**Task brief:** Rewrite the material below with every "BEATRICE COTTAGES" changed to "BEATRICE HOUSE" and nothing else altered. Omit the pictures from your answer.

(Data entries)
◆ ◆ ◆ ◆ ◆
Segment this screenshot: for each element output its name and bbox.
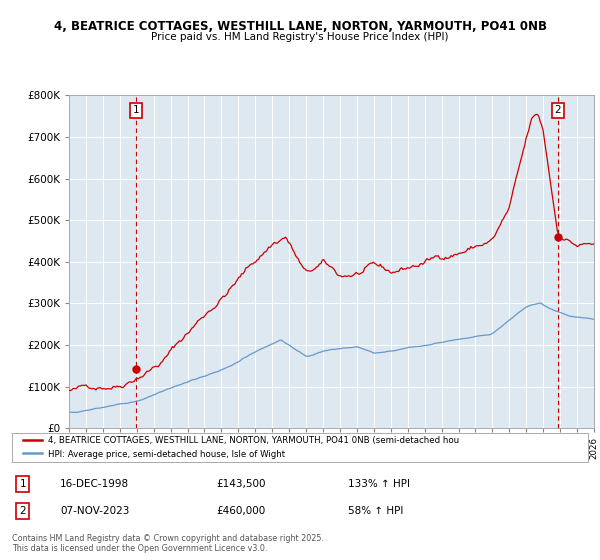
Text: 58% ↑ HPI: 58% ↑ HPI [348, 506, 403, 516]
Text: £143,500: £143,500 [216, 479, 265, 489]
Text: 2: 2 [19, 506, 26, 516]
Text: Price paid vs. HM Land Registry's House Price Index (HPI): Price paid vs. HM Land Registry's House … [151, 32, 449, 43]
Text: 4, BEATRICE COTTAGES, WESTHILL LANE, NORTON, YARMOUTH, PO41 0NB: 4, BEATRICE COTTAGES, WESTHILL LANE, NOR… [53, 20, 547, 32]
Text: 16-DEC-1998: 16-DEC-1998 [60, 479, 129, 489]
Text: 07-NOV-2023: 07-NOV-2023 [60, 506, 130, 516]
Text: 1: 1 [19, 479, 26, 489]
Text: 1: 1 [133, 105, 139, 115]
Text: 133% ↑ HPI: 133% ↑ HPI [348, 479, 410, 489]
Text: 2: 2 [554, 105, 561, 115]
Legend: 4, BEATRICE COTTAGES, WESTHILL LANE, NORTON, YARMOUTH, PO41 0NB (semi-detached h: 4, BEATRICE COTTAGES, WESTHILL LANE, NOR… [19, 433, 463, 462]
Text: Contains HM Land Registry data © Crown copyright and database right 2025.
This d: Contains HM Land Registry data © Crown c… [12, 534, 324, 553]
Text: £460,000: £460,000 [216, 506, 265, 516]
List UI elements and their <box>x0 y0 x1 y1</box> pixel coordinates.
◆ ◆ ◆ ◆ ◆
**Task solution:**
Segment this screenshot: for each element output its name and bbox.
Text: 58% ↑ HPI: 58% ↑ HPI [348, 506, 403, 516]
Text: £143,500: £143,500 [216, 479, 265, 489]
Text: 2: 2 [19, 506, 26, 516]
Text: Price paid vs. HM Land Registry's House Price Index (HPI): Price paid vs. HM Land Registry's House … [151, 32, 449, 43]
Text: 4, BEATRICE HOUSE, WESTHILL LANE, NORTON, YARMOUTH, PO41 0NB: 4, BEATRICE HOUSE, WESTHILL LANE, NOR… [53, 20, 547, 32]
Text: 16-DEC-1998: 16-DEC-1998 [60, 479, 129, 489]
Text: 07-NOV-2023: 07-NOV-2023 [60, 506, 130, 516]
Text: 1: 1 [19, 479, 26, 489]
Text: 1: 1 [133, 105, 139, 115]
Text: 133% ↑ HPI: 133% ↑ HPI [348, 479, 410, 489]
Text: 2: 2 [554, 105, 561, 115]
Legend: 4, BEATRICE HOUSE, WESTHILL LANE, NORTON, YARMOUTH, PO41 0NB (semi-detached h: 4, BEATRICE HOUSE, WESTHILL LANE, NOR… [19, 433, 463, 462]
Text: Contains HM Land Registry data © Crown copyright and database right 2025.
This d: Contains HM Land Registry data © Crown c… [12, 534, 324, 553]
Text: £460,000: £460,000 [216, 506, 265, 516]
List UI elements and their <box>x0 y0 x1 y1</box> pixel coordinates.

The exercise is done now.